Provided data »
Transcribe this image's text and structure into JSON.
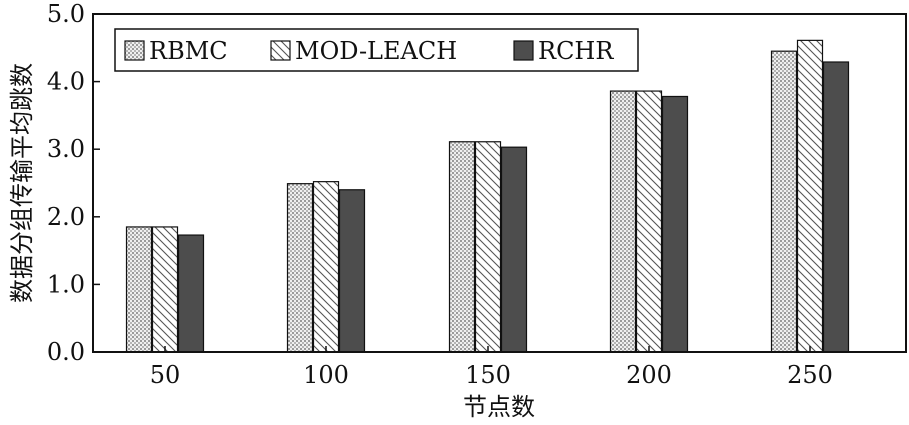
{
  "chart_data": {
    "type": "bar",
    "xlabel": "节点数",
    "ylabel": "数据分组传输平均跳数",
    "categories": [
      "50",
      "100",
      "150",
      "200",
      "250"
    ],
    "ylim": [
      0,
      5
    ],
    "yticks": [
      "0.0",
      "1.0",
      "2.0",
      "3.0",
      "4.0",
      "5.0"
    ],
    "grid": false,
    "legend_position": "top-left",
    "series": [
      {
        "name": "RBMC",
        "values": [
          1.85,
          2.49,
          3.11,
          3.86,
          4.45
        ],
        "color": "#d8d8d8",
        "pattern": "dots"
      },
      {
        "name": "MOD-LEACH",
        "values": [
          1.85,
          2.52,
          3.11,
          3.86,
          4.61
        ],
        "color": "#ffffff",
        "pattern": "hatch"
      },
      {
        "name": "RCHR",
        "values": [
          1.73,
          2.4,
          3.03,
          3.78,
          4.29
        ],
        "color": "#4d4d4d",
        "pattern": "solid"
      }
    ]
  }
}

Goal of the exercise » Pick out every line above that contains the word "pattern" and copy it.

Solution for this problem »
        "pattern": "dots"
        "pattern": "hatch"
        "pattern": "solid"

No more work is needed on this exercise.